▶ [The request]: Exactly as written, quote every line that follows, skipping the images.

▶ [Records supplied]:
══════
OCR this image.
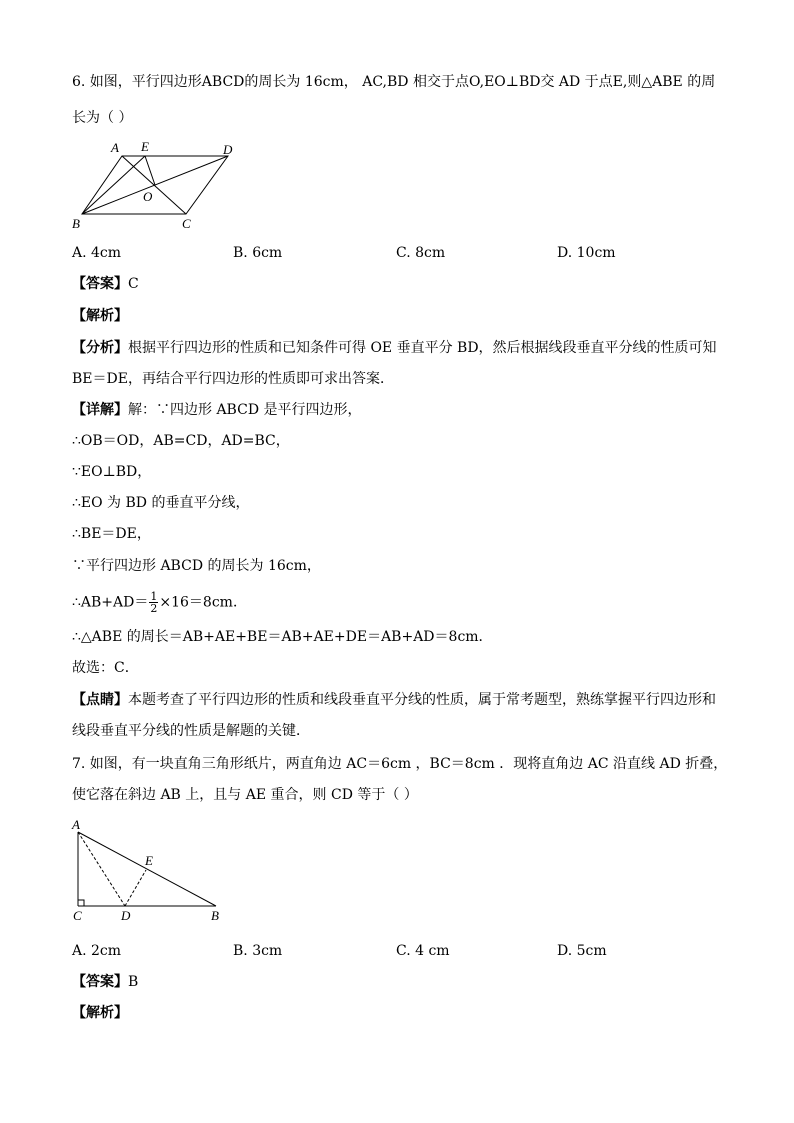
6. 如图，平行四边形ABCD的周长为 16cm， AC,BD 相交于点O,EO⊥BD交 AD 于点E,则△ABE 的周
长为（ ）
A E	D
O
B	C
A. 4cm	B. 6cm	C. 8cm	D. 10cm
【答案】C
【解析】
【分析】根据平行四边形的性质和已知条件可得 OE 垂直平分 BD，然后根据线段垂直平分线的性质可知
BE＝DE，再结合平行四边形的性质即可求出答案．
【详解】解：∵四边形 ABCD 是平行四边形，
∴OB＝OD，AB=CD，AD=BC，
∵EO⊥BD，
∴EO 为 BD 的垂直平分线，
∴BE＝DE，
∵平行四边形 ABCD 的周长为 16cm，
∴AB+AD＝ $\frac{1}{2} \times 16=8cm$．
∴△ABE 的周长＝AB+AE+BE＝AB+AE+DE＝AB+AD＝8cm．
故选：C．
【点睛】本题考查了平行四边形的性质和线段垂直平分线的性质，属于常考题型，熟练掌握平行四边形和
线段垂直平分线的性质是解题的关键．
7. 如图，有一块直角三角形纸片，两直角边 AC＝6cm ，BC＝8cm ．现将直角边 AC 沿直线 AD 折叠，
使它落在斜边 AB 上，且与 AE 重合，则 CD 等于（ ）
A
E
C	D	B
A. 2cm	B. 3cm	C. 4 cm	D. 5cm
【答案】B
【解析】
══════
▶ [Solution for this task]:
OCR this image.
6. 如图，平行四边形ABCD的周长为 16cm， AC,BD 相交于点O,EO⊥BD交 AD 于点E,则△ABE 的周
长为（ ）
A E	D
O
B	C
A. 4cm	B. 6cm	C. 8cm	D. 10cm
【答案】C
【解析】
【分析】根据平行四边形的性质和已知条件可得 OE 垂直平分 BD，然后根据线段垂直平分线的性质可知
BE＝DE，再结合平行四边形的性质即可求出答案．
【详解】解：∵四边形 ABCD 是平行四边形，
∴OB＝OD，AB=CD，AD=BC，
∵EO⊥BD，
∴EO 为 BD 的垂直平分线，
∴BE＝DE，
∵平行四边形 ABCD 的周长为 16cm，
∴AB+AD＝ $\frac{1}{2} \times 16=8cm$．
∴△ABE 的周长＝AB+AE+BE＝AB+AE+DE＝AB+AD＝8cm．
故选：C．
【点睛】本题考查了平行四边形的性质和线段垂直平分线的性质，属于常考题型，熟练掌握平行四边形和
线段垂直平分线的性质是解题的关键．
7. 如图，有一块直角三角形纸片，两直角边 AC＝6cm ，BC＝8cm ．现将直角边 AC 沿直线 AD 折叠，
使它落在斜边 AB 上，且与 AE 重合，则 CD 等于（ ）
A
E
C	D	B
A. 2cm	B. 3cm	C. 4 cm	D. 5cm
【答案】B
【解析】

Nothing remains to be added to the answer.